═══ Task material ═══

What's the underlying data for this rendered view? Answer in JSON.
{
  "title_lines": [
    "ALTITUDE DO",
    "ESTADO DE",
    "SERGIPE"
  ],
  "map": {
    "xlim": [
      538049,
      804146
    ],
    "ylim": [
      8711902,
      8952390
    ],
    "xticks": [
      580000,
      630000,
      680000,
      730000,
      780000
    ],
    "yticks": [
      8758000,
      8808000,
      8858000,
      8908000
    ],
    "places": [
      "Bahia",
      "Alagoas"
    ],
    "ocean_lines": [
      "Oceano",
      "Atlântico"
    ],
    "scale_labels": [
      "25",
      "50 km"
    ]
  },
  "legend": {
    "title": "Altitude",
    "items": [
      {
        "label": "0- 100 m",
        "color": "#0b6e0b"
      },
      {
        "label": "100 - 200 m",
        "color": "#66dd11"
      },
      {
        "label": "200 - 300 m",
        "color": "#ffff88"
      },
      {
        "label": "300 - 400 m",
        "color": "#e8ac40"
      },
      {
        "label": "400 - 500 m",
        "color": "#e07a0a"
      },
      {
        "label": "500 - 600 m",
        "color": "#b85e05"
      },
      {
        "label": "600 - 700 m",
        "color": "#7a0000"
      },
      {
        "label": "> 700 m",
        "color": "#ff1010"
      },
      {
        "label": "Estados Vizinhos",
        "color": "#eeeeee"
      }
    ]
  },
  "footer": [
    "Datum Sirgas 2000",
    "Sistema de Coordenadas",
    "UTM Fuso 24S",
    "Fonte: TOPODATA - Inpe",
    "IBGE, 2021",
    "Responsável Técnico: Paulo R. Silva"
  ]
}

═══

Aim. Retype the listing above in full, with no alterations.

Solution to this exercise.
What's the underlying data for this rendered view? Answer in JSON.
{
  "title_lines": [
    "ALTITUDE DO",
    "ESTADO DE",
    "SERGIPE"
  ],
  "map": {
    "xlim": [
      538049,
      804146
    ],
    "ylim": [
      8711902,
      8952390
    ],
    "xticks": [
      580000,
      630000,
      680000,
      730000,
      780000
    ],
    "yticks": [
      8758000,
      8808000,
      8858000,
      8908000
    ],
    "places": [
      "Bahia",
      "Alagoas"
    ],
    "ocean_lines": [
      "Oceano",
      "Atlântico"
    ],
    "scale_labels": [
      "25",
      "50 km"
    ]
  },
  "legend": {
    "title": "Altitude",
    "items": [
      {
        "label": "0- 100 m",
        "color": "#0b6e0b"
      },
      {
        "label": "100 - 200 m",
        "color": "#66dd11"
      },
      {
        "label": "200 - 300 m",
        "color": "#ffff88"
      },
      {
        "label": "300 - 400 m",
        "color": "#e8ac40"
      },
      {
        "label": "400 - 500 m",
        "color": "#e07a0a"
      },
      {
        "label": "500 - 600 m",
        "color": "#b85e05"
      },
      {
        "label": "600 - 700 m",
        "color": "#7a0000"
      },
      {
        "label": "> 700 m",
        "color": "#ff1010"
      },
      {
        "label": "Estados Vizinhos",
        "color": "#eeeeee"
      }
    ]
  },
  "footer": [
    "Datum Sirgas 2000",
    "Sistema de Coordenadas",
    "UTM Fuso 24S",
    "Fonte: TOPODATA - Inpe",
    "IBGE, 2021",
    "Responsável Técnico: Paulo R. Silva"
  ]
}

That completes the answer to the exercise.